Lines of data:

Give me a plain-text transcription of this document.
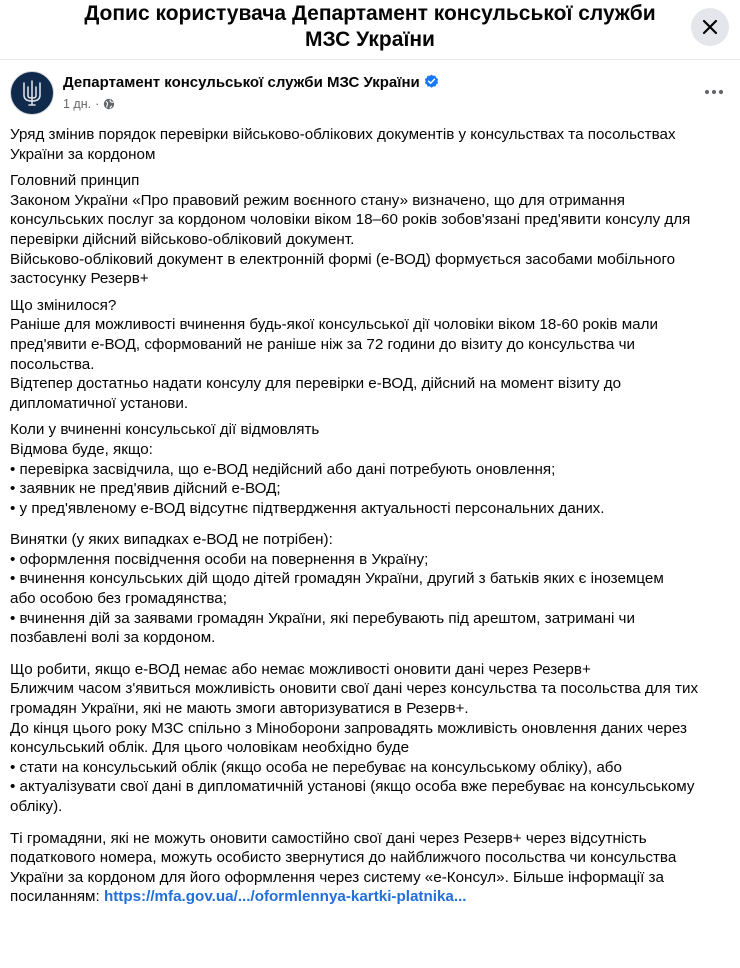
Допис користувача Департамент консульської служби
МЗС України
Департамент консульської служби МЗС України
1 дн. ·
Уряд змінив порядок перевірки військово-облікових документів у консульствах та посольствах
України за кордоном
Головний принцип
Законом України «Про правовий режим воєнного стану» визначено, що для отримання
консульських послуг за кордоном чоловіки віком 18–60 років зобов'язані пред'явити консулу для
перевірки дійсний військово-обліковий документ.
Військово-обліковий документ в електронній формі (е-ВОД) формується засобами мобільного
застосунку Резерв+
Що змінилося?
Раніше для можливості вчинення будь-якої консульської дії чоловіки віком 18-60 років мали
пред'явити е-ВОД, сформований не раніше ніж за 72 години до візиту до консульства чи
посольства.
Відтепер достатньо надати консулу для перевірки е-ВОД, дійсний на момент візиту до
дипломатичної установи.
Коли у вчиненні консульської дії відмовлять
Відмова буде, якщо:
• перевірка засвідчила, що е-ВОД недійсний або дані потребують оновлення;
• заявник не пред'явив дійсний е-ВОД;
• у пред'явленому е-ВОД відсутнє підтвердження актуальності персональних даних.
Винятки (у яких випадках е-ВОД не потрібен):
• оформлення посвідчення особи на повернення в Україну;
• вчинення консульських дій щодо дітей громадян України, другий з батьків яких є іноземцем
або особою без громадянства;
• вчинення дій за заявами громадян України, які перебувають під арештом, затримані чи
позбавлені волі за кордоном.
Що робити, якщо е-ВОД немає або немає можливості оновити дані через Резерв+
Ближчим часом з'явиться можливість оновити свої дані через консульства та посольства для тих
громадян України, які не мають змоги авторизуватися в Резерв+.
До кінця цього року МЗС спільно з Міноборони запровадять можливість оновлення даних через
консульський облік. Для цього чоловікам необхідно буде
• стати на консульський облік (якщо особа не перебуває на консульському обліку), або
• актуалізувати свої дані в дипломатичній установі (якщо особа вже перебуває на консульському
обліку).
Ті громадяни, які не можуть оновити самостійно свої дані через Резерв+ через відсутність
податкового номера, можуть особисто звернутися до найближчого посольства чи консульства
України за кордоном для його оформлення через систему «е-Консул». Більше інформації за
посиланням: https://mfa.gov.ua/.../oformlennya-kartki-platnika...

==

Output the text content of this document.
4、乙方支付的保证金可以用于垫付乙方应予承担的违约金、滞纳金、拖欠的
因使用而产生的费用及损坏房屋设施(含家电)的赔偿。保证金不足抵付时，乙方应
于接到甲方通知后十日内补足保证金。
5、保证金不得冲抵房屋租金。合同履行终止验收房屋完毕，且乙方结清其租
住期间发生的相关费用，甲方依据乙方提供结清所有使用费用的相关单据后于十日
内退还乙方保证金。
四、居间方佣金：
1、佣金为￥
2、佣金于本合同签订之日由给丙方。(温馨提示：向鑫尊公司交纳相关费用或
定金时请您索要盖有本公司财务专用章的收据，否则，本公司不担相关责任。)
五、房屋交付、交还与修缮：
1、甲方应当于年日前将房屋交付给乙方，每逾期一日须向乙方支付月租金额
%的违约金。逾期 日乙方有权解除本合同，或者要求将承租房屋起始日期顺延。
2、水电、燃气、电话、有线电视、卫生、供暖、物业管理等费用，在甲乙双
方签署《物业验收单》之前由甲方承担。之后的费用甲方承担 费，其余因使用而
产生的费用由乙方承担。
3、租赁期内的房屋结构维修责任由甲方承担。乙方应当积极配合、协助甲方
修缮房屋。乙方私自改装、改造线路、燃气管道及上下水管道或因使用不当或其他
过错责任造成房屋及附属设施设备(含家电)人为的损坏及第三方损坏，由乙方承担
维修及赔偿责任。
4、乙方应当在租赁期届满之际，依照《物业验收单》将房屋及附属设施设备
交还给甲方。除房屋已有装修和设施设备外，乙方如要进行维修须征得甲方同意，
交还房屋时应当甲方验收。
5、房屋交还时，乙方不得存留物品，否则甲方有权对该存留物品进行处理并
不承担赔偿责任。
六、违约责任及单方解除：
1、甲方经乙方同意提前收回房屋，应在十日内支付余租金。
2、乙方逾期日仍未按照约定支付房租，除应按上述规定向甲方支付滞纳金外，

OBJECTIVE:
Look through the data above. Each line containing the word "物业验收单" needs to be copied.

SOLUTION TO THE EXERCISE:
方签署《物业验收单》之前由甲方承担。之后的费用甲方承担 费，其余因使用而
4、乙方应当在租赁期届满之际，依照《物业验收单》将房屋及附属设施设备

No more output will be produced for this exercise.